▸ **Stated task**
Go through the records and copy each line where the word "滑轮组的机械效率" occurs.

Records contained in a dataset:
++++
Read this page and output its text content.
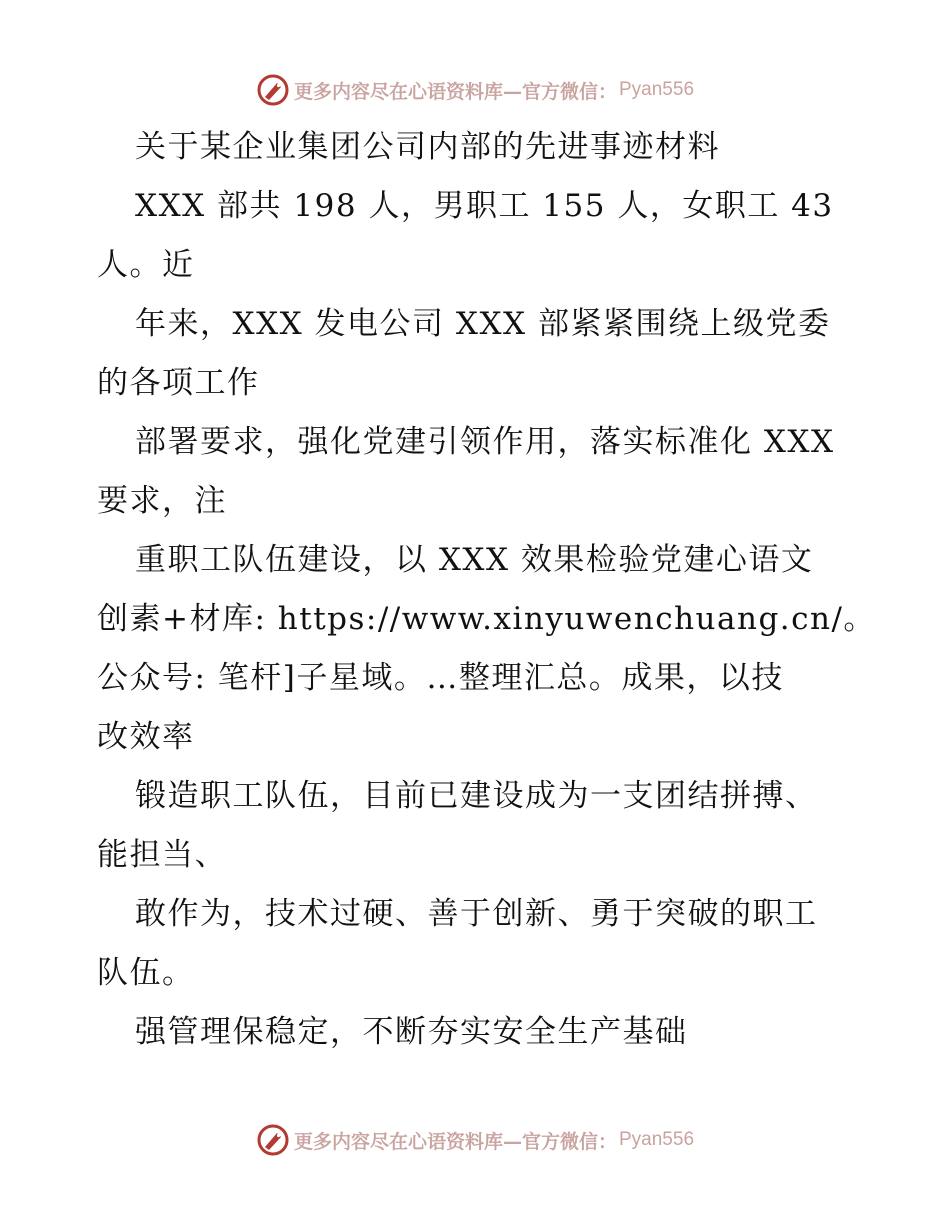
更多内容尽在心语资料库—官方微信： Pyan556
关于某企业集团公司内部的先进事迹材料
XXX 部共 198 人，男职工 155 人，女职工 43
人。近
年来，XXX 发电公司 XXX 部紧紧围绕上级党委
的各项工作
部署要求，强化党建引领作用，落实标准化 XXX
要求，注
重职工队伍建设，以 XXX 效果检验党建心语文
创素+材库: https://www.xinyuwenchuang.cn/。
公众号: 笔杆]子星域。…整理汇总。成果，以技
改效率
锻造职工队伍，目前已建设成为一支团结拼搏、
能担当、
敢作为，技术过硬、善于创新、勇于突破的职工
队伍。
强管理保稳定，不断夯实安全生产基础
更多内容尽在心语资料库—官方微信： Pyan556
++++
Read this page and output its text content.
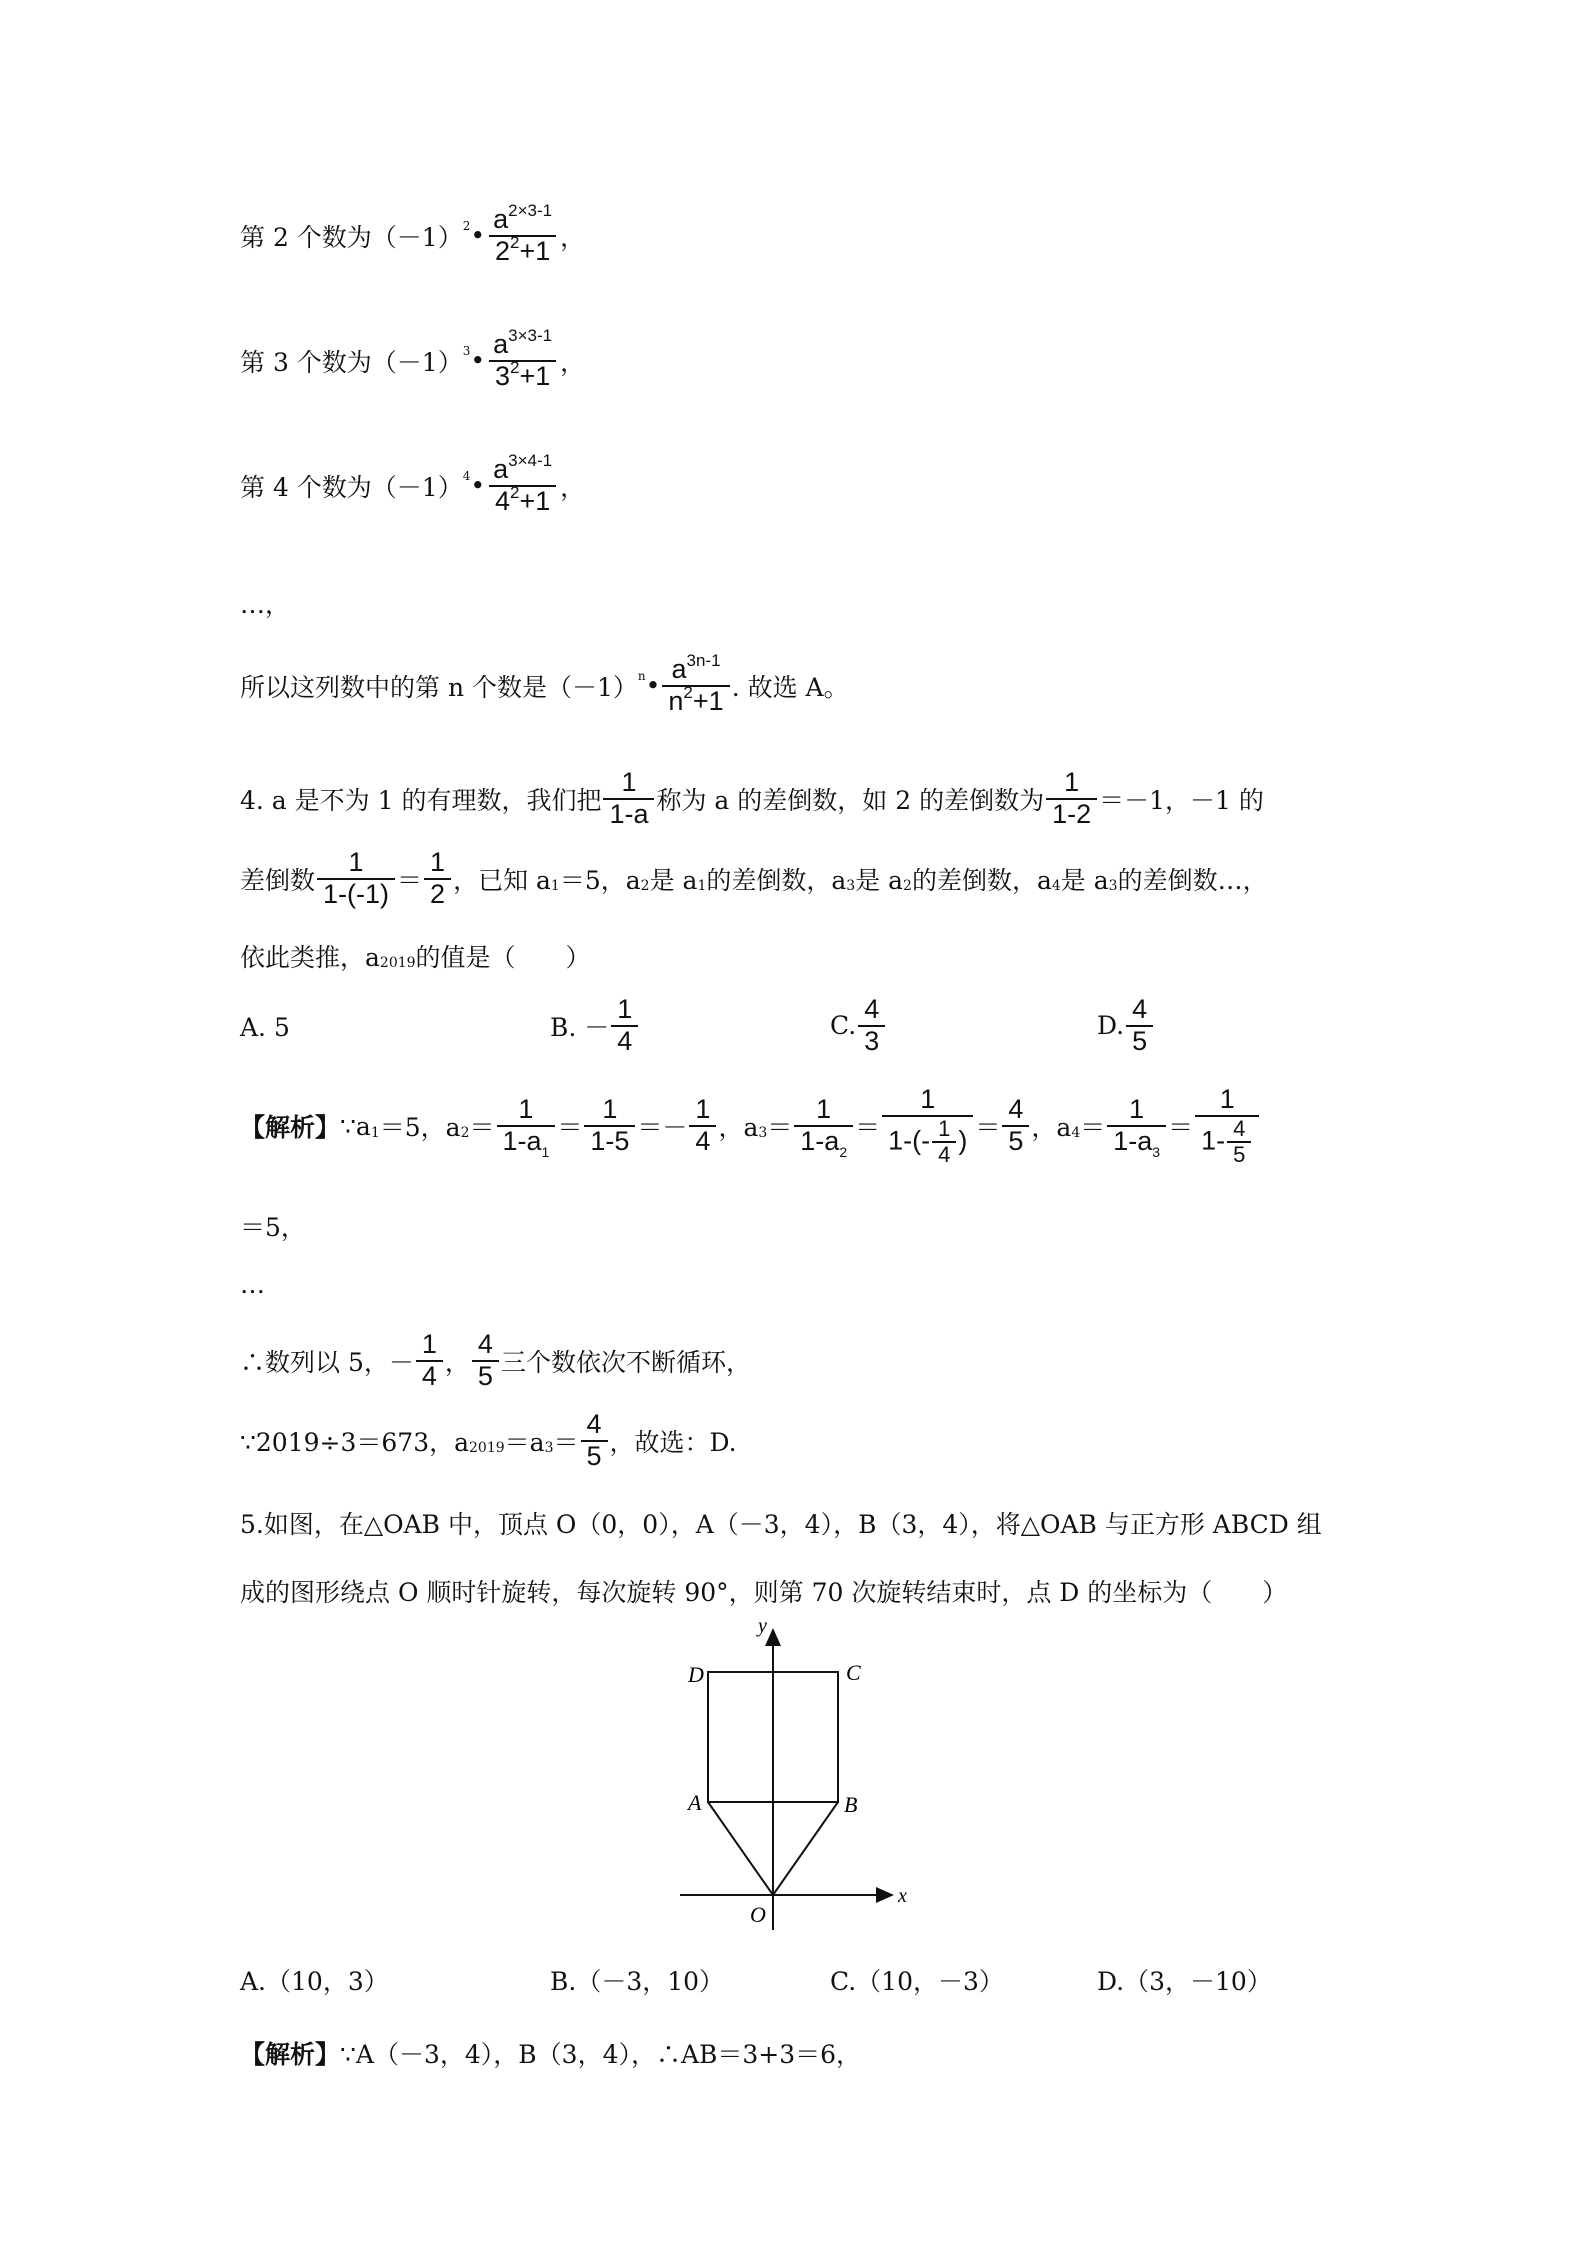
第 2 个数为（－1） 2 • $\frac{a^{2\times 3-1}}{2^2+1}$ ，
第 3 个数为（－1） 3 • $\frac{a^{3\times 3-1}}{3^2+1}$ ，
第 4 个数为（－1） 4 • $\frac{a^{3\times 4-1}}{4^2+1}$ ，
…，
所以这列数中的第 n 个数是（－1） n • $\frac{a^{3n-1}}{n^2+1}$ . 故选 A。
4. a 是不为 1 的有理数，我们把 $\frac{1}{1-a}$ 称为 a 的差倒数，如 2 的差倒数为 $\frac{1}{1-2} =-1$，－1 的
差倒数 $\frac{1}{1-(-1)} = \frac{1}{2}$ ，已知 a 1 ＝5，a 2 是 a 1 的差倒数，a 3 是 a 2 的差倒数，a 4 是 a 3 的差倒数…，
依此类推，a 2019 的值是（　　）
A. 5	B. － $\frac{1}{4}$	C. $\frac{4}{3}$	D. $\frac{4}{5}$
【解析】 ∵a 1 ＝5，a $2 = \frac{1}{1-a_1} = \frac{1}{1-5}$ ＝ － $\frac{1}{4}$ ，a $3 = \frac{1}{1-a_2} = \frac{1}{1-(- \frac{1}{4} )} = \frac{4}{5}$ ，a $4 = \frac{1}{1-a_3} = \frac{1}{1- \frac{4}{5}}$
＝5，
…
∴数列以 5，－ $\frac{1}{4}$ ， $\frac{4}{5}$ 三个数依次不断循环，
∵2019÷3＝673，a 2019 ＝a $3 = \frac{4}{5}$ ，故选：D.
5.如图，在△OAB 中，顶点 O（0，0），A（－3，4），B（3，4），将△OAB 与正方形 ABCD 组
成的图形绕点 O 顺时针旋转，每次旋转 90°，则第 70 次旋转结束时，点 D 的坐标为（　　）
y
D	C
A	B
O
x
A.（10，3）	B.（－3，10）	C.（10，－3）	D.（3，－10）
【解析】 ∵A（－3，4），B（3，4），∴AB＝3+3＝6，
++++
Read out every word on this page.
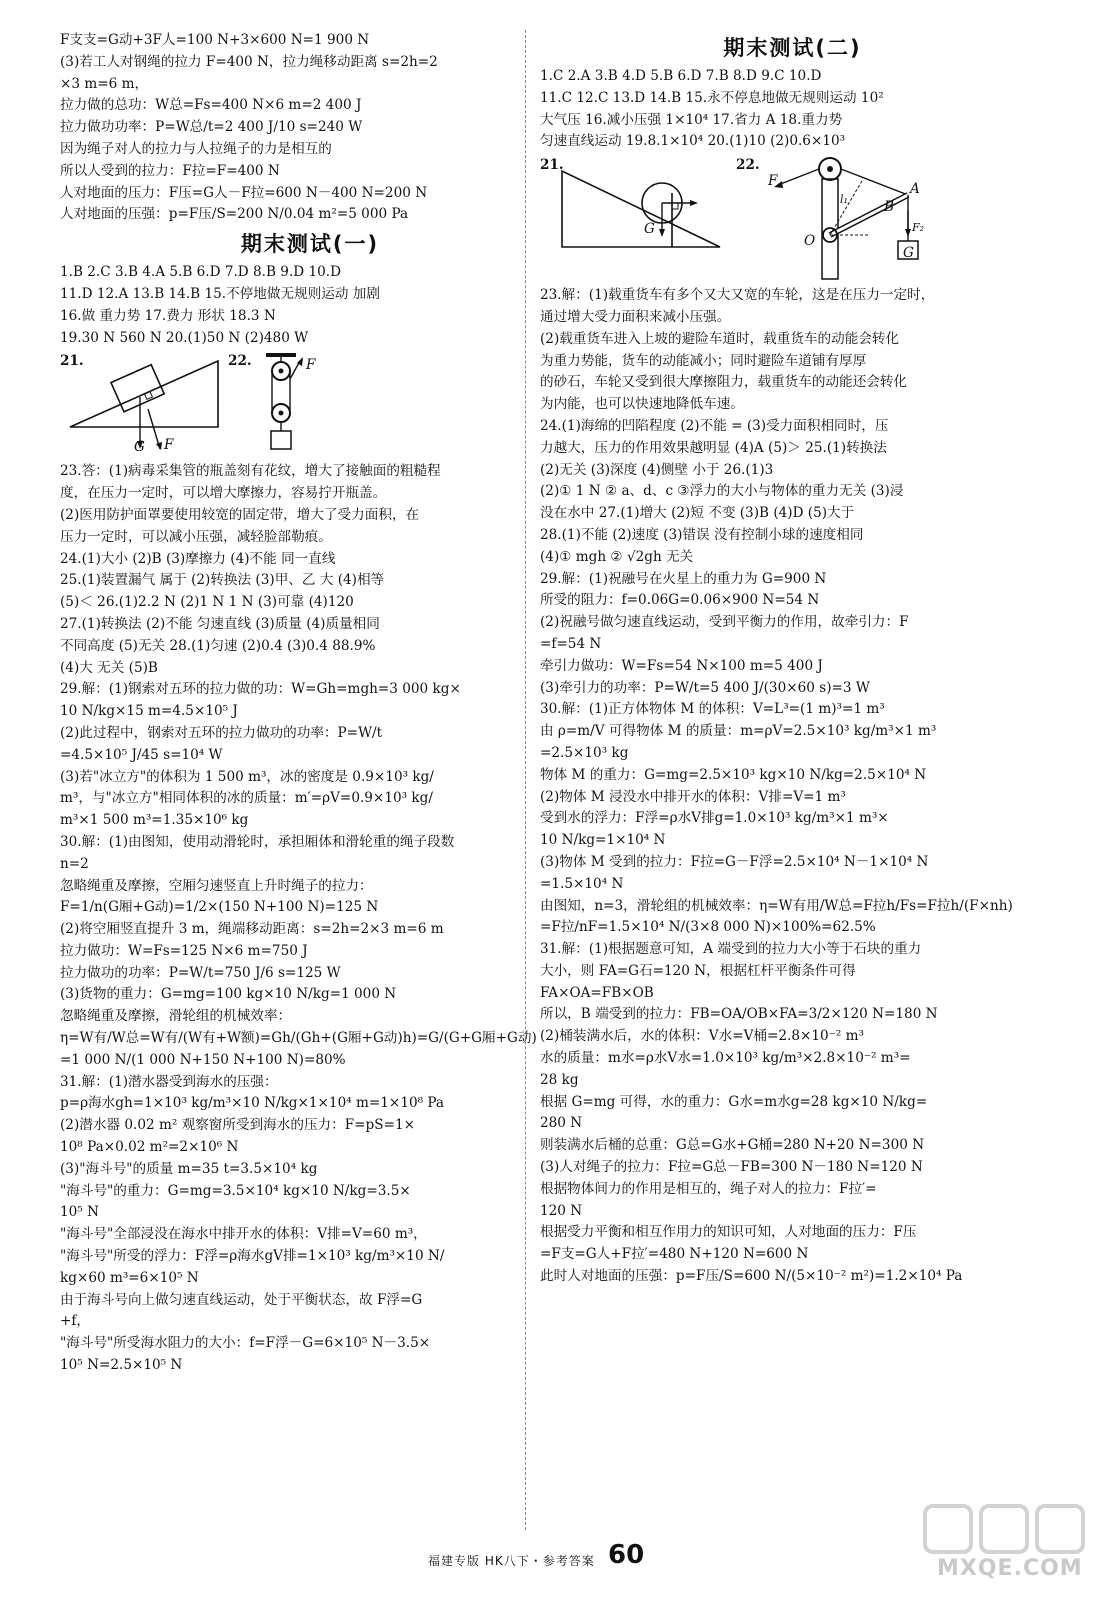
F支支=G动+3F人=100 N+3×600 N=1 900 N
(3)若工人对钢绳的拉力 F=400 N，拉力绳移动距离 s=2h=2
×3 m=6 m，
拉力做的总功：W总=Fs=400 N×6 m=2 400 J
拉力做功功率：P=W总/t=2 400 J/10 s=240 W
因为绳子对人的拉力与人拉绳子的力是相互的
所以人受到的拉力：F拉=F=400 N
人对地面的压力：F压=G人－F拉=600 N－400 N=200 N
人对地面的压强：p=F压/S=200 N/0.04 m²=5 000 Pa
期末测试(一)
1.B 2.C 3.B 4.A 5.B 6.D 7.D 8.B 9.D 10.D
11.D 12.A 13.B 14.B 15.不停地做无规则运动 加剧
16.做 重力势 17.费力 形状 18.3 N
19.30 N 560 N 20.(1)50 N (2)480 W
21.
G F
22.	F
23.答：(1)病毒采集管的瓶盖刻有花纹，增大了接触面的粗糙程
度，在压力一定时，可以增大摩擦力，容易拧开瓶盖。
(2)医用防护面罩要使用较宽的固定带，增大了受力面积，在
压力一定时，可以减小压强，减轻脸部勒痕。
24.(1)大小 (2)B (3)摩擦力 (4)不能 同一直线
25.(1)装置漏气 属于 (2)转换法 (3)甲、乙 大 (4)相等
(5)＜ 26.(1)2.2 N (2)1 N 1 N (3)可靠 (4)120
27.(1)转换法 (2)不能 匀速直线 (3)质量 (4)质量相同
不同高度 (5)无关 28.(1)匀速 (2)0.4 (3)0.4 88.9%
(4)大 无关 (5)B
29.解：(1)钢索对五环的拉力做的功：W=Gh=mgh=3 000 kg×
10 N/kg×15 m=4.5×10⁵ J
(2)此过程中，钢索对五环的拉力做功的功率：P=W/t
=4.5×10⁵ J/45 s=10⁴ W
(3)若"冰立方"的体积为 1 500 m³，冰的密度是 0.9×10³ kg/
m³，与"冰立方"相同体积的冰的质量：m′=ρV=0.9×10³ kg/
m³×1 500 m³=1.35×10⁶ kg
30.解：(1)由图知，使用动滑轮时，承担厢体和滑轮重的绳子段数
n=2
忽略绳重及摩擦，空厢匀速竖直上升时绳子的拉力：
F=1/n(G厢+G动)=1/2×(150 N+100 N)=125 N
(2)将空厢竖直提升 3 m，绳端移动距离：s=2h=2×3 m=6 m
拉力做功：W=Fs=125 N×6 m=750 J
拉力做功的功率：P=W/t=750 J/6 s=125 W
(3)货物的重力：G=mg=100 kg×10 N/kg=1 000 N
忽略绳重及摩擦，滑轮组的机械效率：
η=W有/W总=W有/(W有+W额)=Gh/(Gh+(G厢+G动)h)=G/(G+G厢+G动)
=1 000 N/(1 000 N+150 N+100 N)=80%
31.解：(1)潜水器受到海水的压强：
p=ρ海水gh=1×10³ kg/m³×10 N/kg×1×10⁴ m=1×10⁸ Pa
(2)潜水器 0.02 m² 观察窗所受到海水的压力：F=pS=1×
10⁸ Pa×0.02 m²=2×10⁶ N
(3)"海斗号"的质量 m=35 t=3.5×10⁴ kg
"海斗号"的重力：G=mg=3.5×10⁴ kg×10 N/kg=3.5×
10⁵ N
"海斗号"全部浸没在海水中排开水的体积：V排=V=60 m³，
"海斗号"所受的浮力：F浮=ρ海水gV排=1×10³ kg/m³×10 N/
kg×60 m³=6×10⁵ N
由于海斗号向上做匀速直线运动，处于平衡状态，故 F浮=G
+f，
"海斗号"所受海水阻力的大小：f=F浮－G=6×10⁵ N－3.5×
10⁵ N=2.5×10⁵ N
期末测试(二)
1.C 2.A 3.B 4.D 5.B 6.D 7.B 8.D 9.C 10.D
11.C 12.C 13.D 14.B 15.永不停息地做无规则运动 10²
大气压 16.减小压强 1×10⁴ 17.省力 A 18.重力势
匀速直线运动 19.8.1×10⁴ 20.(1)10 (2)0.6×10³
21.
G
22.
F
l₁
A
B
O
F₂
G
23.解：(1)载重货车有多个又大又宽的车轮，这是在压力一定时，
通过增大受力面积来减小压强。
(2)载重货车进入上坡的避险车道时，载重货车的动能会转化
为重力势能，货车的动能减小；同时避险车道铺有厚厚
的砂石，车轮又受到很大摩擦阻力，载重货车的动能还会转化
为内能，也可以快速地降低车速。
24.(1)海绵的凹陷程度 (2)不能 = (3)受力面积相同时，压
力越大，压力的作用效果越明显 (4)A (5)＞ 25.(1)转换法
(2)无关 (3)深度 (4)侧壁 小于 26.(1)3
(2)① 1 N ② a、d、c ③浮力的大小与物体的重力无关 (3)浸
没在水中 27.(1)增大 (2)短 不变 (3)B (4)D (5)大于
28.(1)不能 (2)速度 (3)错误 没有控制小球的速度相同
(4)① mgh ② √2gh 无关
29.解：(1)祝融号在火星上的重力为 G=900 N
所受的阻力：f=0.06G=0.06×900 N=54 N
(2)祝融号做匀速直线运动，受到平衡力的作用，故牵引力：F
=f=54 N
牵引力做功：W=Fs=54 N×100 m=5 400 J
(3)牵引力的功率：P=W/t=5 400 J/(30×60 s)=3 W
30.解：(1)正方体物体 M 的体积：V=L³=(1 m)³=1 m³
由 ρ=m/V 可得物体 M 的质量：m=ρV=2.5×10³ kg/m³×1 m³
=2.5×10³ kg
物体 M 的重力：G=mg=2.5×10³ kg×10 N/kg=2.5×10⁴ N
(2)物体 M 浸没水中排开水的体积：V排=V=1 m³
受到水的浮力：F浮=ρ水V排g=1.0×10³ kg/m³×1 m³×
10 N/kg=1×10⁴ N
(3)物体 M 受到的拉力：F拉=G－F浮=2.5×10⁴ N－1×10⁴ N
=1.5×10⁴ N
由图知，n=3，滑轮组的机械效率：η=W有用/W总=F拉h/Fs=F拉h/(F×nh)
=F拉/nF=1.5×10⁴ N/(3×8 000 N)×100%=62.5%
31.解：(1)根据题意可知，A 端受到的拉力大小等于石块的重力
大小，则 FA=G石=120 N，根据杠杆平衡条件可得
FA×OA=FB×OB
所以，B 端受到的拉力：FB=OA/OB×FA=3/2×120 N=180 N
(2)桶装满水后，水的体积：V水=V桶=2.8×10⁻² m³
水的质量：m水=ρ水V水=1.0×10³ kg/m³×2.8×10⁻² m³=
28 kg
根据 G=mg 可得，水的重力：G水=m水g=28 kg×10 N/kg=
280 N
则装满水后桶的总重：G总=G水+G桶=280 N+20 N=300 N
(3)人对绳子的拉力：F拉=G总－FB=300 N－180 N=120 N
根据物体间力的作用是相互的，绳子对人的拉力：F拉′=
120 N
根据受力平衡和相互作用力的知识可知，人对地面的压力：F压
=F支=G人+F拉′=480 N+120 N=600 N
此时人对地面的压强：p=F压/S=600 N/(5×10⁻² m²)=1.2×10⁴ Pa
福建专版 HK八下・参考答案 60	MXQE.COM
++++
▸ **Written answer**
忽略绳重及摩擦，滑轮组的机械效率：
由图知，n=3，滑轮组的机械效率：η=W有用/W总=F拉h/Fs=F拉h/(F×nh)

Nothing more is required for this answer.